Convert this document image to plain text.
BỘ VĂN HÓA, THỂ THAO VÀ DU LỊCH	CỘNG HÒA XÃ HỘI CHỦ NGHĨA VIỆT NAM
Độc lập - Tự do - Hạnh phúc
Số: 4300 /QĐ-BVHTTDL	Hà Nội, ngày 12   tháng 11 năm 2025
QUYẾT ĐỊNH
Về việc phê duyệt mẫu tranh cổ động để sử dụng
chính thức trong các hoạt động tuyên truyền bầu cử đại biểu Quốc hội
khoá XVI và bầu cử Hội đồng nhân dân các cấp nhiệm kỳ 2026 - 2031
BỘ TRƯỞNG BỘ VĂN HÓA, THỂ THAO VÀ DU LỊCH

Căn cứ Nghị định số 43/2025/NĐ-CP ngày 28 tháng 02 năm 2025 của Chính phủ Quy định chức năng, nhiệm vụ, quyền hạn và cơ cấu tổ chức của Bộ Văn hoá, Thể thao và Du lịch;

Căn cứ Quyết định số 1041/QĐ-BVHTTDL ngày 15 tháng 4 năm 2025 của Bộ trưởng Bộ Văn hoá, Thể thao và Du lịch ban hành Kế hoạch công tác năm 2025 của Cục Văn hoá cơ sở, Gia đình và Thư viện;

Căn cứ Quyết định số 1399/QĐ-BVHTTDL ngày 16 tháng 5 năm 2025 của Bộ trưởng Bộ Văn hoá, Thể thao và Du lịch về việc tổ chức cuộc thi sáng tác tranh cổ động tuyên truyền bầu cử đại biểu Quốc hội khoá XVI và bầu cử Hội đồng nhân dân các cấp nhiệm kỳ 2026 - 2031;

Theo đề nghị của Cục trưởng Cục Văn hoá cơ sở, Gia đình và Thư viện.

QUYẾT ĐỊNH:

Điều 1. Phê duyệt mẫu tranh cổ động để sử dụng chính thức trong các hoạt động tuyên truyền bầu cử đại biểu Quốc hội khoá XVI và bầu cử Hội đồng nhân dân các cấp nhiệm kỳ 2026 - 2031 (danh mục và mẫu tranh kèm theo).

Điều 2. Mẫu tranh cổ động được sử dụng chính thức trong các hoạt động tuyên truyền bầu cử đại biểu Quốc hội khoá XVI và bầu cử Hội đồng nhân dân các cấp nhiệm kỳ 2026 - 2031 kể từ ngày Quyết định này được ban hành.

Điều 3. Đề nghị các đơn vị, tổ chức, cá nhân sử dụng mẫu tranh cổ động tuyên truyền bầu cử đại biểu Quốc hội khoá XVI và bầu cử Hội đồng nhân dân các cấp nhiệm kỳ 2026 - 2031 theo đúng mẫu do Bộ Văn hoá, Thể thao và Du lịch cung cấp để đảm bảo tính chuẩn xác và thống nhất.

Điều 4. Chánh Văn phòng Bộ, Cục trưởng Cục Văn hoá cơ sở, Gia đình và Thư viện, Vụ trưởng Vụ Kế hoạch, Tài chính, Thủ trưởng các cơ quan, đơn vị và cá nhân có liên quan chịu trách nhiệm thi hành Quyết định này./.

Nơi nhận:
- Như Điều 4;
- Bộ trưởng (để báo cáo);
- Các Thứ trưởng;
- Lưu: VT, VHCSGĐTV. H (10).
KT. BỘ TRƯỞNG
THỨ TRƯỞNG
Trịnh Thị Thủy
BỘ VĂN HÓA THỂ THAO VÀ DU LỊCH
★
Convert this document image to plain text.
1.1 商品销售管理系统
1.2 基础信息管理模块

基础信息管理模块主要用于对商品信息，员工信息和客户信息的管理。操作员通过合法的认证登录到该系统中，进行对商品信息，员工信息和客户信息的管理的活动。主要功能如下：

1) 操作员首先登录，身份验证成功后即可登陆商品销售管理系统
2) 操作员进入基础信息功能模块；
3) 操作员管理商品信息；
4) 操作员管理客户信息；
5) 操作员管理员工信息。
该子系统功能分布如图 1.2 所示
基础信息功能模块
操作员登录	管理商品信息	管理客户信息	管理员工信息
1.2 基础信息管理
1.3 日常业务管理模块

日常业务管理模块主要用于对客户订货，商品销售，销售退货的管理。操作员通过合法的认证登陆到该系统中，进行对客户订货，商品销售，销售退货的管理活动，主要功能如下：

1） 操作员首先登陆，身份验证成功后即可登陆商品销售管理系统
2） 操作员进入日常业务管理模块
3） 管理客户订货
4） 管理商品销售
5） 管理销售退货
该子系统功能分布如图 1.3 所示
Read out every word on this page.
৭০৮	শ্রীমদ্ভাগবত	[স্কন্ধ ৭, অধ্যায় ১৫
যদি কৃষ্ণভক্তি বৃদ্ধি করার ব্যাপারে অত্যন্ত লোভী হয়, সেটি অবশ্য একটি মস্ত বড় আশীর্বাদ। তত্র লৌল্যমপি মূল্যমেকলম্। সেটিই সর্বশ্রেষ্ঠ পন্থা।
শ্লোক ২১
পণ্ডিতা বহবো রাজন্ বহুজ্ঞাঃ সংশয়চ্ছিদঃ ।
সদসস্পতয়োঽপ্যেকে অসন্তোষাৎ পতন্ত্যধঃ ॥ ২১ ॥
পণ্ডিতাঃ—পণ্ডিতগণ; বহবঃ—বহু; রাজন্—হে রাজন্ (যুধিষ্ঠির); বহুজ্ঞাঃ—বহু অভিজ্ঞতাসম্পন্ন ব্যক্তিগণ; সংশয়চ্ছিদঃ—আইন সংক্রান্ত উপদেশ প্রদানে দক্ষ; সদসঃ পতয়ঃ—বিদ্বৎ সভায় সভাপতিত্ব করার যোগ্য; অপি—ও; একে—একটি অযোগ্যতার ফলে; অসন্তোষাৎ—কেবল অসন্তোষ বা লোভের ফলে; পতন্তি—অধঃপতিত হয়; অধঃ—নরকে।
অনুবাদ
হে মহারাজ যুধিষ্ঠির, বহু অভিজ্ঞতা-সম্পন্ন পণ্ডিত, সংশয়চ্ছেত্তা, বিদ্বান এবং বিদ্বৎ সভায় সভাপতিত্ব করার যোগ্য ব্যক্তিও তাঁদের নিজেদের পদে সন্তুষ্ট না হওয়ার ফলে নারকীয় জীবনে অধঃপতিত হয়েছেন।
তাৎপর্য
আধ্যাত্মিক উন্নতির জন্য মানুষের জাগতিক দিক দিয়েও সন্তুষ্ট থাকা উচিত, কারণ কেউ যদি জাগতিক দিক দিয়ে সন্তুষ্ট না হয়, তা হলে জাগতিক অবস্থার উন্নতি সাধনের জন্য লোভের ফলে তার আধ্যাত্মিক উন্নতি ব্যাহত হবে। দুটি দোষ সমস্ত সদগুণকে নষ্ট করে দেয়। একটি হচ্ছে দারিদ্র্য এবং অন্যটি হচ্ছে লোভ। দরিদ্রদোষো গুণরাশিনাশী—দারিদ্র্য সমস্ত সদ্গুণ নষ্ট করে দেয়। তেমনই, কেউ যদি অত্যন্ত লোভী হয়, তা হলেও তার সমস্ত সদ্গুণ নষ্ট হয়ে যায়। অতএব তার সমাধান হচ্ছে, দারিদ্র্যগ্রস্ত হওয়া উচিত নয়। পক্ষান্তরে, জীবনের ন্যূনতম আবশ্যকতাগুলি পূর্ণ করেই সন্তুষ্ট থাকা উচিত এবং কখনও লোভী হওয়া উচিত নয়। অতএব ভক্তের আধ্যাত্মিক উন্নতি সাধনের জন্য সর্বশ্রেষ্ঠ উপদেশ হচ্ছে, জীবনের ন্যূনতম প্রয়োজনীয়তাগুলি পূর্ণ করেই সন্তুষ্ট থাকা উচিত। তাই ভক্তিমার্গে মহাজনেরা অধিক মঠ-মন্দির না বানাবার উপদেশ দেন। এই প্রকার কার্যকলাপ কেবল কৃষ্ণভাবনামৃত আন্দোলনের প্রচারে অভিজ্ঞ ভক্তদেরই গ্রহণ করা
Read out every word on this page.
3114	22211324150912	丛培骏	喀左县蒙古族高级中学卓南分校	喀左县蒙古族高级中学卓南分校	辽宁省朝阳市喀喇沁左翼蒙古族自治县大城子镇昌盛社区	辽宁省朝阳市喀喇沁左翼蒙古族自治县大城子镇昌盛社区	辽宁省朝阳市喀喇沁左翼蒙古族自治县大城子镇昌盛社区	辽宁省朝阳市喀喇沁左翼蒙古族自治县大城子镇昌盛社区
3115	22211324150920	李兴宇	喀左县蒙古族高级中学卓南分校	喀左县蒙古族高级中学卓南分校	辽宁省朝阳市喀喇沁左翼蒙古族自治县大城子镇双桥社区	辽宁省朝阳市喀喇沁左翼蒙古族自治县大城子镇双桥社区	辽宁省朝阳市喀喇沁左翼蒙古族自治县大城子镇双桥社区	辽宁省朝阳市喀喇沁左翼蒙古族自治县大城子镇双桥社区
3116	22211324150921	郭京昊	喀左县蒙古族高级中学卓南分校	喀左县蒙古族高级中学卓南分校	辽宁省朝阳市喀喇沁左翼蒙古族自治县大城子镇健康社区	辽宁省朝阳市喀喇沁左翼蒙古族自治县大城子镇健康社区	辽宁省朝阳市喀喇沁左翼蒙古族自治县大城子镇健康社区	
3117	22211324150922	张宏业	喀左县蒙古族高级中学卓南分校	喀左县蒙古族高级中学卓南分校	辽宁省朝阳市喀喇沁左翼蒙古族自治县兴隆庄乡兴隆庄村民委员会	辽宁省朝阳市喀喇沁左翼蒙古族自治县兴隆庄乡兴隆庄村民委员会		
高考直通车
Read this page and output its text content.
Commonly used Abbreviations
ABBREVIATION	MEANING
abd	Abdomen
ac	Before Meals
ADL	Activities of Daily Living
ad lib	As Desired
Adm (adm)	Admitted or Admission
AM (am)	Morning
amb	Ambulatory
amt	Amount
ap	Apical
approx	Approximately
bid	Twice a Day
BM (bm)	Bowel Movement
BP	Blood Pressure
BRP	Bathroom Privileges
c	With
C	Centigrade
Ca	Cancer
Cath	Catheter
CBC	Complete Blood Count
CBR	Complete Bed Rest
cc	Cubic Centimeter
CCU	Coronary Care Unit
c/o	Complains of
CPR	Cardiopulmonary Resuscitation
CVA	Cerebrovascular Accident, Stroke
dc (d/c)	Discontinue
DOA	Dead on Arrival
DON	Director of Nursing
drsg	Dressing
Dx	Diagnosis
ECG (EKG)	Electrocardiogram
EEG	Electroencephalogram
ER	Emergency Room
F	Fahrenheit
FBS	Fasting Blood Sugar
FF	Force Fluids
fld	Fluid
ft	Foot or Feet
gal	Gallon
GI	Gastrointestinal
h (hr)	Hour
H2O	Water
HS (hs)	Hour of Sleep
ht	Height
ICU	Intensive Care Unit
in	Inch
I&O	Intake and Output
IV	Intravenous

● **WHAT YOU HAVE TO DO**: Print only the lines from the one with "Read this page and output its text content." to the end of the records, both included.

● **REPLY TO THE EXERCISE**:
Read this page and output its text content.
Commonly used Abbreviations
ABBREVIATION	MEANING
abd	Abdomen
ac	Before Meals
ADL	Activities of Daily Living
ad lib	As Desired
Adm (adm)	Admitted or Admission
AM (am)	Morning
amb	Ambulatory
amt	Amount
ap	Apical
approx	Approximately
bid	Twice a Day
BM (bm)	Bowel Movement
BP	Blood Pressure
BRP	Bathroom Privileges
c	With
C	Centigrade
Ca	Cancer
Cath	Catheter
CBC	Complete Blood Count
CBR	Complete Bed Rest
cc	Cubic Centimeter
CCU	Coronary Care Unit
c/o	Complains of
CPR	Cardiopulmonary Resuscitation
CVA	Cerebrovascular Accident, Stroke
dc (d/c)	Discontinue
DOA	Dead on Arrival
DON	Director of Nursing
drsg	Dressing
Dx	Diagnosis
ECG (EKG)	Electrocardiogram
EEG	Electroencephalogram
ER	Emergency Room
F	Fahrenheit
FBS	Fasting Blood Sugar
FF	Force Fluids
fld	Fluid
ft	Foot or Feet
gal	Gallon
GI	Gastrointestinal
h (hr)	Hour
H2O	Water
HS (hs)	Hour of Sleep
ht	Height
ICU	Intensive Care Unit
in	Inch
I&O	Intake and Output
IV	Intravenous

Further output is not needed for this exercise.